What to do: Reproduce all of the material word for word.

===== Materials provided =====

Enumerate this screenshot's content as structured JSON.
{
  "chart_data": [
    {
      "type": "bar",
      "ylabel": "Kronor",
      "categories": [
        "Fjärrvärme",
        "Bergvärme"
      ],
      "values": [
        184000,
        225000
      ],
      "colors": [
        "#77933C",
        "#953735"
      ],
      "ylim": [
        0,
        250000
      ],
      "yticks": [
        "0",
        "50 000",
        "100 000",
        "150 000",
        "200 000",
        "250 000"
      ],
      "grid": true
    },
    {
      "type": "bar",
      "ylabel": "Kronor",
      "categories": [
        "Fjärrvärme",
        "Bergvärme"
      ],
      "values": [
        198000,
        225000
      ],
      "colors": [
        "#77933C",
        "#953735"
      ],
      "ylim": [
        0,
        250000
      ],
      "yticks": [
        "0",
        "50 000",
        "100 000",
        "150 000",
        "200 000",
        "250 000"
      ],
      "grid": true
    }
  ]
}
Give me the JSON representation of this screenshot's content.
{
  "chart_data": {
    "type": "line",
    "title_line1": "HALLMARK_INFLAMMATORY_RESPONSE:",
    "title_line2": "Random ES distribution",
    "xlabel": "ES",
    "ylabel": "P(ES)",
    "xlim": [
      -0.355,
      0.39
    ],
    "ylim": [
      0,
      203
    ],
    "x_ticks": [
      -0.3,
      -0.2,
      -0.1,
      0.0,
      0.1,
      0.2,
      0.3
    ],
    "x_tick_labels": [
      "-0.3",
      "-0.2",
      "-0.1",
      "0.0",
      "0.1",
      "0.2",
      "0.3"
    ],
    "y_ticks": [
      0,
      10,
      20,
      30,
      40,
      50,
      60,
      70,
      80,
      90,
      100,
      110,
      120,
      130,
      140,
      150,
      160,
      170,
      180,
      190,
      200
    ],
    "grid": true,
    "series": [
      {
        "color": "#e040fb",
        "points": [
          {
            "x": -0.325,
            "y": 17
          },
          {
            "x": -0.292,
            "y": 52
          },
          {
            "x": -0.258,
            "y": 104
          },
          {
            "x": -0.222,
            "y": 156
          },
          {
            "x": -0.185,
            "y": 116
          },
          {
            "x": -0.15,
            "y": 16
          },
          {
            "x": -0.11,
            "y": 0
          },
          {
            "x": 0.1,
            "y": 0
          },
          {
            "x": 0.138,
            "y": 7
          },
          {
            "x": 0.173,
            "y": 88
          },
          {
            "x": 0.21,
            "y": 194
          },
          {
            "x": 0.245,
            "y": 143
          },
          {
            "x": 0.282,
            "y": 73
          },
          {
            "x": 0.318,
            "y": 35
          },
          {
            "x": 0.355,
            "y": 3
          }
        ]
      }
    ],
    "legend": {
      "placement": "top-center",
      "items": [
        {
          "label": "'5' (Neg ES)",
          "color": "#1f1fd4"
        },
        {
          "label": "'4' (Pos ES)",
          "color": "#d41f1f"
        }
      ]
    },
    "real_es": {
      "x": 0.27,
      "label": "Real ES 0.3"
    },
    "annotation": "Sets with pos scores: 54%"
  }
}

=====

Correct output:
Enumerate this screenshot's content as structured JSON.
{
  "chart_data": [
    {
      "type": "bar",
      "ylabel": "Kronor",
      "categories": [
        "Fjärrvärme",
        "Bergvärme"
      ],
      "values": [
        184000,
        225000
      ],
      "colors": [
        "#77933C",
        "#953735"
      ],
      "ylim": [
        0,
        250000
      ],
      "yticks": [
        "0",
        "50 000",
        "100 000",
        "150 000",
        "200 000",
        "250 000"
      ],
      "grid": true
    },
    {
      "type": "bar",
      "ylabel": "Kronor",
      "categories": [
        "Fjärrvärme",
        "Bergvärme"
      ],
      "values": [
        198000,
        225000
      ],
      "colors": [
        "#77933C",
        "#953735"
      ],
      "ylim": [
        0,
        250000
      ],
      "yticks": [
        "0",
        "50 000",
        "100 000",
        "150 000",
        "200 000",
        "250 000"
      ],
      "grid": true
    }
  ]
}
Give me the JSON representation of this screenshot's content.
{
  "chart_data": {
    "type": "line",
    "title_line1": "HALLMARK_INFLAMMATORY_RESPONSE:",
    "title_line2": "Random ES distribution",
    "xlabel": "ES",
    "ylabel": "P(ES)",
    "xlim": [
      -0.355,
      0.39
    ],
    "ylim": [
      0,
      203
    ],
    "x_ticks": [
      -0.3,
      -0.2,
      -0.1,
      0.0,
      0.1,
      0.2,
      0.3
    ],
    "x_tick_labels": [
      "-0.3",
      "-0.2",
      "-0.1",
      "0.0",
      "0.1",
      "0.2",
      "0.3"
    ],
    "y_ticks": [
      0,
      10,
      20,
      30,
      40,
      50,
      60,
      70,
      80,
      90,
      100,
      110,
      120,
      130,
      140,
      150,
      160,
      170,
      180,
      190,
      200
    ],
    "grid": true,
    "series": [
      {
        "color": "#e040fb",
        "points": [
          {
            "x": -0.325,
            "y": 17
          },
          {
            "x": -0.292,
            "y": 52
          },
          {
            "x": -0.258,
            "y": 104
          },
          {
            "x": -0.222,
            "y": 156
          },
          {
            "x": -0.185,
            "y": 116
          },
          {
            "x": -0.15,
            "y": 16
          },
          {
            "x": -0.11,
            "y": 0
          },
          {
            "x": 0.1,
            "y": 0
          },
          {
            "x": 0.138,
            "y": 7
          },
          {
            "x": 0.173,
            "y": 88
          },
          {
            "x": 0.21,
            "y": 194
          },
          {
            "x": 0.245,
            "y": 143
          },
          {
            "x": 0.282,
            "y": 73
          },
          {
            "x": 0.318,
            "y": 35
          },
          {
            "x": 0.355,
            "y": 3
          }
        ]
      }
    ],
    "legend": {
      "placement": "top-center",
      "items": [
        {
          "label": "'5' (Neg ES)",
          "color": "#1f1fd4"
        },
        {
          "label": "'4' (Pos ES)",
          "color": "#d41f1f"
        }
      ]
    },
    "real_es": {
      "x": 0.27,
      "label": "Real ES 0.3"
    },
    "annotation": "Sets with pos scores: 54%"
  }
}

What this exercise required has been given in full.